[Collected data entries]

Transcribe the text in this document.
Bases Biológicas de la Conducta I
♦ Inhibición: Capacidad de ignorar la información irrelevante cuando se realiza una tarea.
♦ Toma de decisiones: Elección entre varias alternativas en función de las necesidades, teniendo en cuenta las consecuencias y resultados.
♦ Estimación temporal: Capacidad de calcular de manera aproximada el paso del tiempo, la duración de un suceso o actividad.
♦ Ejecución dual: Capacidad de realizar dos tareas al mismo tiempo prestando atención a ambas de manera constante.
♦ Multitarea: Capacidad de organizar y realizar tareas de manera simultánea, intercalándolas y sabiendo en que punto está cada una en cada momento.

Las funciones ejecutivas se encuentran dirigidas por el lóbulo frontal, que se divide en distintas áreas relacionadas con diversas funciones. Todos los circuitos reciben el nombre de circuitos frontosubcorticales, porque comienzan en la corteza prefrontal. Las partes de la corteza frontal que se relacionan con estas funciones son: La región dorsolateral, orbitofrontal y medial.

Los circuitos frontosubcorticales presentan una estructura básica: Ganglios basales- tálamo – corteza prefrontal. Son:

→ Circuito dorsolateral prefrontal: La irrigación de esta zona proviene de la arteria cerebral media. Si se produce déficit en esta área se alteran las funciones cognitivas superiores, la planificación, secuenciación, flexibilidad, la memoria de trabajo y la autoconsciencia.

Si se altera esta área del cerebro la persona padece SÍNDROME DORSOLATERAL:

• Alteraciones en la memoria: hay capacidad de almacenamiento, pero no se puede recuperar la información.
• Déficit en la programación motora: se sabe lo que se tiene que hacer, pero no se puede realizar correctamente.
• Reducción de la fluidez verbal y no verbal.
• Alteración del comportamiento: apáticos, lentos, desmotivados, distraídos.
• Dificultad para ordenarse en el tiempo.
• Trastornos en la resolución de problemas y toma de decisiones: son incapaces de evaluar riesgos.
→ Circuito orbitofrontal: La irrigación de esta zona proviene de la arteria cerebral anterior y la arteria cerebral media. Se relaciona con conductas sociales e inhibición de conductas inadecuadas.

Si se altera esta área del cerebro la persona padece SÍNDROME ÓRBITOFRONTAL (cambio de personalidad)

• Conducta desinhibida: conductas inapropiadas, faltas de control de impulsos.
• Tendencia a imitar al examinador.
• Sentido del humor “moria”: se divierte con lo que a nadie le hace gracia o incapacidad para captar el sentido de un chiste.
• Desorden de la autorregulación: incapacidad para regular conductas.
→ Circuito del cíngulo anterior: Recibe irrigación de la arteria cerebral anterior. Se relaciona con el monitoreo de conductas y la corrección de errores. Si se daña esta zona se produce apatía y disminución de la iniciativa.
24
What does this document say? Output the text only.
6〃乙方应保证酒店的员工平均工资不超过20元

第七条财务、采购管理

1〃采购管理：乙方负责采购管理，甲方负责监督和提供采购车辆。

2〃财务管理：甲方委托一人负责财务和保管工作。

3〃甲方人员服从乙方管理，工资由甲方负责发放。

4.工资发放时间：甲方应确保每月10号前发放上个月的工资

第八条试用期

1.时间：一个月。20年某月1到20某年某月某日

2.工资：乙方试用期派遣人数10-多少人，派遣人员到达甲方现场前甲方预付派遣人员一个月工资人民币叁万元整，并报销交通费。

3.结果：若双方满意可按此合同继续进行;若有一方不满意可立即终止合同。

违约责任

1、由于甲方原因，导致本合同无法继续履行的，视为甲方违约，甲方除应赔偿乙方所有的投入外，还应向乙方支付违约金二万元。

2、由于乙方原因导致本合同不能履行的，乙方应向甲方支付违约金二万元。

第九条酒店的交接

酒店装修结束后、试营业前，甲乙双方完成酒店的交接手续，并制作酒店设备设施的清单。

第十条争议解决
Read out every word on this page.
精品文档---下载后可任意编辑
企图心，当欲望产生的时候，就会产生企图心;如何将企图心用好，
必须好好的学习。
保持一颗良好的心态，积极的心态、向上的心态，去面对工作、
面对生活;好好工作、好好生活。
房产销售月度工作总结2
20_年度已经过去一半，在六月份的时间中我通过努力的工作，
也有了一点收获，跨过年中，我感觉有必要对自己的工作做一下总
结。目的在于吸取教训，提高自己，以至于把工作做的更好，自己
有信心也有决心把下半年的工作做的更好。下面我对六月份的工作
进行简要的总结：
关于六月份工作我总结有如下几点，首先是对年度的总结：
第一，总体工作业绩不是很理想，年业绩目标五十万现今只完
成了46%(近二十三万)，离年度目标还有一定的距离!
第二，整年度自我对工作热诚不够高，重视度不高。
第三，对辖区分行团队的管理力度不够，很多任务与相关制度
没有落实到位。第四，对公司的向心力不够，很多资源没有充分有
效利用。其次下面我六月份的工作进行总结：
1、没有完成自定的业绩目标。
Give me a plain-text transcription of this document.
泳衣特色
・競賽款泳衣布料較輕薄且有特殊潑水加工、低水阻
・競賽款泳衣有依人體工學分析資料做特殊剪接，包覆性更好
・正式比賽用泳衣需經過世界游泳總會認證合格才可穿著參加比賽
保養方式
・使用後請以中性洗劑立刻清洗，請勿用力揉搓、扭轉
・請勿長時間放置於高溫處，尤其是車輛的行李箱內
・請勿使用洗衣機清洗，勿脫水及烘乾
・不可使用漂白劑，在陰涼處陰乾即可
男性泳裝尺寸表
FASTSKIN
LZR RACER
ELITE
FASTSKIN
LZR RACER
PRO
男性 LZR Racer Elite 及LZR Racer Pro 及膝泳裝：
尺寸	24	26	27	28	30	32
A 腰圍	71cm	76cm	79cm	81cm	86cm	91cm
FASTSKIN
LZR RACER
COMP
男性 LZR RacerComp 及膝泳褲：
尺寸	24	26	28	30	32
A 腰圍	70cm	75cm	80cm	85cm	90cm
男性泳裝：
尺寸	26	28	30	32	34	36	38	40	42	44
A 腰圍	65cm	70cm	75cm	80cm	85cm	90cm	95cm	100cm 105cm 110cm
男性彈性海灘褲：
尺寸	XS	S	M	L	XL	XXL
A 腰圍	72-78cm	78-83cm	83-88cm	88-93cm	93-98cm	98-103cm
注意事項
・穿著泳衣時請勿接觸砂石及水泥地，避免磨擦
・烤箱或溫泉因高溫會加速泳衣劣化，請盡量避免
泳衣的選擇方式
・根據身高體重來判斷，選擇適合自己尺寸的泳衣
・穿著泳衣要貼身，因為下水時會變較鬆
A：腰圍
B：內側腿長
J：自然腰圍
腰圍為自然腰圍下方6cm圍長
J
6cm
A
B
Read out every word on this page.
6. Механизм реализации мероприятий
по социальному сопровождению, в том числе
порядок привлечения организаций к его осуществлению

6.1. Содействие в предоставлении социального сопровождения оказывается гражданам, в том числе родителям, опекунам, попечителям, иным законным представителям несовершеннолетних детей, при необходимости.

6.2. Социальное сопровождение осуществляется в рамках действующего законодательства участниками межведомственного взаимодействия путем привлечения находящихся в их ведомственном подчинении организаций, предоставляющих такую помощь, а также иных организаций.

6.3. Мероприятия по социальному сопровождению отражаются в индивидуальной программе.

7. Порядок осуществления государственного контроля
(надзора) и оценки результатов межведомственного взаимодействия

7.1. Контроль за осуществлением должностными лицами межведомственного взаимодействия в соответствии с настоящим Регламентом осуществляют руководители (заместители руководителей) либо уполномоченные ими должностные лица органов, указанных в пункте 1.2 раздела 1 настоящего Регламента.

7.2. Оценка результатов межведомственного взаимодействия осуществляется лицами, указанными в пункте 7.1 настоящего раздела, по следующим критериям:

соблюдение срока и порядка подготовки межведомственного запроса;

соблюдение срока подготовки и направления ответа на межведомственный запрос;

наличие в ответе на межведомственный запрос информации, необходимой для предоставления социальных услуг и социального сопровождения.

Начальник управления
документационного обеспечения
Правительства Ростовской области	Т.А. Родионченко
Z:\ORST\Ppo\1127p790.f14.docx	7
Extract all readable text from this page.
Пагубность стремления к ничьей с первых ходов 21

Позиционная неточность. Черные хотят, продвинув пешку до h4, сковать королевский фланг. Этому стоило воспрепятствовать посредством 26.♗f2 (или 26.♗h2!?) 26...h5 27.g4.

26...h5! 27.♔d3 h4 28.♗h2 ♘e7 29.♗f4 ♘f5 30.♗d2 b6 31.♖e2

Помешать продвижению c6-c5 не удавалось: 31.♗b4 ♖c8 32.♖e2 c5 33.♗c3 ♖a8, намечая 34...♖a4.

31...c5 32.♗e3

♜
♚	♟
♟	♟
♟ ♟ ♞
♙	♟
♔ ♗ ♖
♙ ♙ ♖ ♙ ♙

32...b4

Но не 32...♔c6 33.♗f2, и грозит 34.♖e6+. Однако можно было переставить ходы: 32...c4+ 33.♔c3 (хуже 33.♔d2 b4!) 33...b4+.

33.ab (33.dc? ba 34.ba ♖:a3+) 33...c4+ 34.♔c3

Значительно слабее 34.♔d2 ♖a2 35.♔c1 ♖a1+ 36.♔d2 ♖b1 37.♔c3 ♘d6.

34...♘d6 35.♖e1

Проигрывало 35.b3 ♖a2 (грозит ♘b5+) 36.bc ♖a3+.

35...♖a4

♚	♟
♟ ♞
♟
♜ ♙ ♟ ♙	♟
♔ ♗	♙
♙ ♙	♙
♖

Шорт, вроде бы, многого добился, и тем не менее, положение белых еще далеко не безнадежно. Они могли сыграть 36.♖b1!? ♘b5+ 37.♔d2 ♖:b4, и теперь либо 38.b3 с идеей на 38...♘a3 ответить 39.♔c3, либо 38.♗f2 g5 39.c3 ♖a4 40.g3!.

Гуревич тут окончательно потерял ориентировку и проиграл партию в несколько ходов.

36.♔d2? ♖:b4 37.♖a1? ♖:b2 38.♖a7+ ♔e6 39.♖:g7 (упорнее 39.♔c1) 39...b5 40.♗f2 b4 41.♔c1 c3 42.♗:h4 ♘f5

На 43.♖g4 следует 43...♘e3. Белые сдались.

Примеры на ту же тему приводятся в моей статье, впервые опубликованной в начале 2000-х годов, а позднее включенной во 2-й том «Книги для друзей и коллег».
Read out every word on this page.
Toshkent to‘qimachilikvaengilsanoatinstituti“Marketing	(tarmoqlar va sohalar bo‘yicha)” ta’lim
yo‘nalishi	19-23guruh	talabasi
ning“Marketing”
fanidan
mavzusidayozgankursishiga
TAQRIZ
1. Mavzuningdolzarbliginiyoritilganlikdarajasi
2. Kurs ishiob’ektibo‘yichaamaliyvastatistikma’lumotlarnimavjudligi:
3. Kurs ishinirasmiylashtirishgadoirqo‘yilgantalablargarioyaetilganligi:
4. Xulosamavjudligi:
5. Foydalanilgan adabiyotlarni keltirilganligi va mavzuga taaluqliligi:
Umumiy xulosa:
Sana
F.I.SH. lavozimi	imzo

The problem — Using the records above, gather all lines where the string "conductas" is present.

Finished answer —
→ Circuito orbitofrontal: La irrigación de esta zona proviene de la arteria cerebral anterior y la arteria cerebral media. Se relaciona con conductas sociales e inhibición de conductas inadecuadas.
• Conducta desinhibida: conductas inapropiadas, faltas de control de impulsos.
• Desorden de la autorregulación: incapacidad para regular conductas.
→ Circuito del cíngulo anterior: Recibe irrigación de la arteria cerebral anterior. Se relaciona con el monitoreo de conductas y la corrección de errores. Si se daña esta zona se produce apatía y disminución de la iniciativa.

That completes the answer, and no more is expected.